> **Short exercise**
Each line below should be retyped exactly, with no pictures.

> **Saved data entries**
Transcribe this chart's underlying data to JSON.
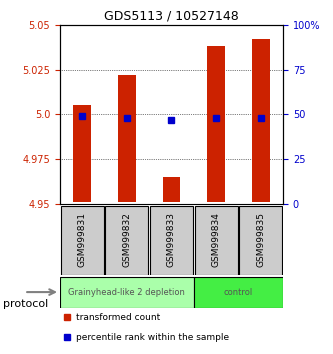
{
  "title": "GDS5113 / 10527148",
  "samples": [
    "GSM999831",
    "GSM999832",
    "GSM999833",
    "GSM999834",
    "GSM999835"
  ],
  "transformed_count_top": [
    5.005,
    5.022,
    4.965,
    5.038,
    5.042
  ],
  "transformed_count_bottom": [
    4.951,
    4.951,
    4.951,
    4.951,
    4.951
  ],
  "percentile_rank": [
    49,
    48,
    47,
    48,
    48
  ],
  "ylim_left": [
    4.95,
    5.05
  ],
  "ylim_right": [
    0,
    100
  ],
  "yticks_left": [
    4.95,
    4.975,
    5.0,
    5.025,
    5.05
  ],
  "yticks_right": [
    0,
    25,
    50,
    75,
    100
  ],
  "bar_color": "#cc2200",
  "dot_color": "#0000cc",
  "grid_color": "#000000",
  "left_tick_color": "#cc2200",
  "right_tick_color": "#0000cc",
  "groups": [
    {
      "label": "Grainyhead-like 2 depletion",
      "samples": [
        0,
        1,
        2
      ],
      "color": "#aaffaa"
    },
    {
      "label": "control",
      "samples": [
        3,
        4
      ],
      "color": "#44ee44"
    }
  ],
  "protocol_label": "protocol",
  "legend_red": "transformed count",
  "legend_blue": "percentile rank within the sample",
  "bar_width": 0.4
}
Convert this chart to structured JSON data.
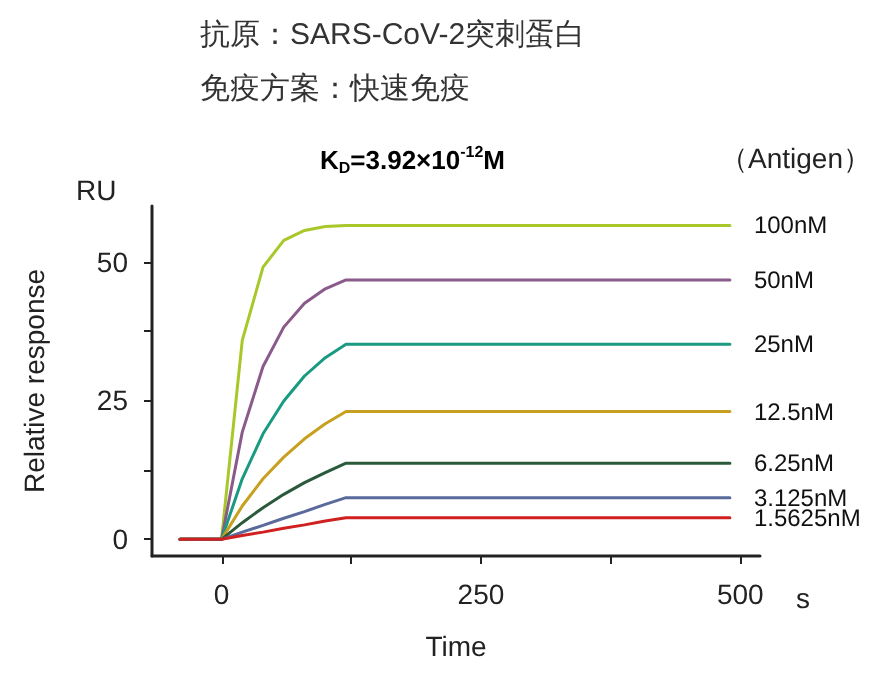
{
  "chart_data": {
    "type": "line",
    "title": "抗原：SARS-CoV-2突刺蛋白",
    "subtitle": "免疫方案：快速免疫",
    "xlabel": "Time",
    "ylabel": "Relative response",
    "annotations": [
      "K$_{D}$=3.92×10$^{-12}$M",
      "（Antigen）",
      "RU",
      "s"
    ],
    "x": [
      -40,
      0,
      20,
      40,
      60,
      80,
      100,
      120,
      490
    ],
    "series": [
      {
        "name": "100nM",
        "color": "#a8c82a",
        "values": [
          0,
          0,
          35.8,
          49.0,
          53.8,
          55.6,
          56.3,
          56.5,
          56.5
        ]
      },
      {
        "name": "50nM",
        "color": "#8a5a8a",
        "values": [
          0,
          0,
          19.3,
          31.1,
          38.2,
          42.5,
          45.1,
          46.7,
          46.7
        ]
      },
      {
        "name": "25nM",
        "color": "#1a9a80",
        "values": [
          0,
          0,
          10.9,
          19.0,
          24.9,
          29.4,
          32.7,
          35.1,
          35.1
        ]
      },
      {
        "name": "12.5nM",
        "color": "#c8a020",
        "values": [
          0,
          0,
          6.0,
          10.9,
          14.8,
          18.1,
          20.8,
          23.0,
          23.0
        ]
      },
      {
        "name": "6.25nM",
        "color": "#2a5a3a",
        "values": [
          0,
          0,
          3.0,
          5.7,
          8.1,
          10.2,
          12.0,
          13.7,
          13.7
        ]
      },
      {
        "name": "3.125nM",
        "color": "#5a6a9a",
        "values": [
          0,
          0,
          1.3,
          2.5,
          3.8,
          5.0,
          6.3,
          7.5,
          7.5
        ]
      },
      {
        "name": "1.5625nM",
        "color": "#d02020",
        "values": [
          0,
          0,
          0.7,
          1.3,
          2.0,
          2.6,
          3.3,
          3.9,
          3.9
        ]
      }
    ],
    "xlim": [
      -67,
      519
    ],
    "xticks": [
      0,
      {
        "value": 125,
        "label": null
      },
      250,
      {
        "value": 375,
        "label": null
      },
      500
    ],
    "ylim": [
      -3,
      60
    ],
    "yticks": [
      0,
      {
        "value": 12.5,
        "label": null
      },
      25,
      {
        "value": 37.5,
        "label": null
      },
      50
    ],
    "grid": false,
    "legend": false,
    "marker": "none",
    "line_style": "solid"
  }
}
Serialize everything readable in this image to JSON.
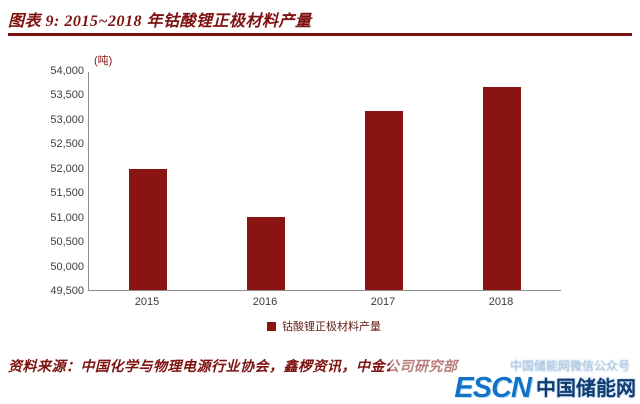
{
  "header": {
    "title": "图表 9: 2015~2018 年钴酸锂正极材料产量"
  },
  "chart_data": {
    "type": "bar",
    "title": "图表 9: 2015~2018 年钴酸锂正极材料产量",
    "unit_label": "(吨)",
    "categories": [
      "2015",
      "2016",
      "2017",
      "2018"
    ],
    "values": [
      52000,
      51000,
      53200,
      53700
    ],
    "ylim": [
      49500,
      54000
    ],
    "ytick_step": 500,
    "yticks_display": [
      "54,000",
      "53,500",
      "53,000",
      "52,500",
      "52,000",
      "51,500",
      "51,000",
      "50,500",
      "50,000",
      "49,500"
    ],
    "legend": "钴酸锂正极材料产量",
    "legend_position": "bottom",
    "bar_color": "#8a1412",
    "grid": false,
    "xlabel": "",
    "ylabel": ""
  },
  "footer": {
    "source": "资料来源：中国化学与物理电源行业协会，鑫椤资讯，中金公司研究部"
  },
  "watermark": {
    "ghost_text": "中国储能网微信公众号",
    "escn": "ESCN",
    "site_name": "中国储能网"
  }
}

> **Result for this exercise**
Transcribe this chart's underlying data to JSON.
{
  "title": "GDS5113 / 10527148",
  "samples": [
    "GSM999831",
    "GSM999832",
    "GSM999833",
    "GSM999834",
    "GSM999835"
  ],
  "transformed_count_top": [
    5.005,
    5.022,
    4.965,
    5.038,
    5.042
  ],
  "transformed_count_bottom": [
    4.951,
    4.951,
    4.951,
    4.951,
    4.951
  ],
  "percentile_rank": [
    49,
    48,
    47,
    48,
    48
  ],
  "ylim_left": [
    4.95,
    5.05
  ],
  "ylim_right": [
    0,
    100
  ],
  "yticks_left": [
    4.95,
    4.975,
    5.0,
    5.025,
    5.05
  ],
  "yticks_right": [
    0,
    25,
    50,
    75,
    100
  ],
  "bar_color": "#cc2200",
  "dot_color": "#0000cc",
  "grid_color": "#000000",
  "left_tick_color": "#cc2200",
  "right_tick_color": "#0000cc",
  "groups": [
    {
      "label": "Grainyhead-like 2 depletion",
      "samples": [
        0,
        1,
        2
      ],
      "color": "#aaffaa"
    },
    {
      "label": "control",
      "samples": [
        3,
        4
      ],
      "color": "#44ee44"
    }
  ],
  "protocol_label": "protocol",
  "legend_red": "transformed count",
  "legend_blue": "percentile rank within the sample",
  "bar_width": 0.4
}
Convert this chart to structured JSON data.
{
  "chart_data": {
    "type": "line",
    "title": "抗原：SARS-CoV-2突刺蛋白",
    "subtitle": "免疫方案：快速免疫",
    "xlabel": "Time",
    "ylabel": "Relative response",
    "annotations": [
      "K$_{D}$=3.92×10$^{-12}$M",
      "（Antigen）",
      "RU",
      "s"
    ],
    "x": [
      -40,
      0,
      20,
      40,
      60,
      80,
      100,
      120,
      490
    ],
    "series": [
      {
        "name": "100nM",
        "color": "#a8c82a",
        "values": [
          0,
          0,
          35.8,
          49.0,
          53.8,
          55.6,
          56.3,
          56.5,
          56.5
        ]
      },
      {
        "name": "50nM",
        "color": "#8a5a8a",
        "values": [
          0,
          0,
          19.3,
          31.1,
          38.2,
          42.5,
          45.1,
          46.7,
          46.7
        ]
      },
      {
        "name": "25nM",
        "color": "#1a9a80",
        "values": [
          0,
          0,
          10.9,
          19.0,
          24.9,
          29.4,
          32.7,
          35.1,
          35.1
        ]
      },
      {
        "name": "12.5nM",
        "color": "#c8a020",
        "values": [
          0,
          0,
          6.0,
          10.9,
          14.8,
          18.1,
          20.8,
          23.0,
          23.0
        ]
      },
      {
        "name": "6.25nM",
        "color": "#2a5a3a",
        "values": [
          0,
          0,
          3.0,
          5.7,
          8.1,
          10.2,
          12.0,
          13.7,
          13.7
        ]
      },
      {
        "name": "3.125nM",
        "color": "#5a6a9a",
        "values": [
          0,
          0,
          1.3,
          2.5,
          3.8,
          5.0,
          6.3,
          7.5,
          7.5
        ]
      },
      {
        "name": "1.5625nM",
        "color": "#d02020",
        "values": [
          0,
          0,
          0.7,
          1.3,
          2.0,
          2.6,
          3.3,
          3.9,
          3.9
        ]
      }
    ],
    "xlim": [
      -67,
      519
    ],
    "xticks": [
      0,
      {
        "value": 125,
        "label": null
      },
      250,
      {
        "value": 375,
        "label": null
      },
      500
    ],
    "ylim": [
      -3,
      60
    ],
    "yticks": [
      0,
      {
        "value": 12.5,
        "label": null
      },
      25,
      {
        "value": 37.5,
        "label": null
      },
      50
    ],
    "grid": false,
    "legend": false,
    "marker": "none",
    "line_style": "solid"
  }
}
Serialize everything readable in this image to JSON.
{
  "header": {
    "title": "图表 9: 2015~2018 年钴酸锂正极材料产量"
  },
  "chart_data": {
    "type": "bar",
    "title": "图表 9: 2015~2018 年钴酸锂正极材料产量",
    "unit_label": "(吨)",
    "categories": [
      "2015",
      "2016",
      "2017",
      "2018"
    ],
    "values": [
      52000,
      51000,
      53200,
      53700
    ],
    "ylim": [
      49500,
      54000
    ],
    "ytick_step": 500,
    "yticks_display": [
      "54,000",
      "53,500",
      "53,000",
      "52,500",
      "52,000",
      "51,500",
      "51,000",
      "50,500",
      "50,000",
      "49,500"
    ],
    "legend": "钴酸锂正极材料产量",
    "legend_position": "bottom",
    "bar_color": "#8a1412",
    "grid": false,
    "xlabel": "",
    "ylabel": ""
  },
  "footer": {
    "source": "资料来源：中国化学与物理电源行业协会，鑫椤资讯，中金公司研究部"
  },
  "watermark": {
    "ghost_text": "中国储能网微信公众号",
    "escn": "ESCN",
    "site_name": "中国储能网"
  }
}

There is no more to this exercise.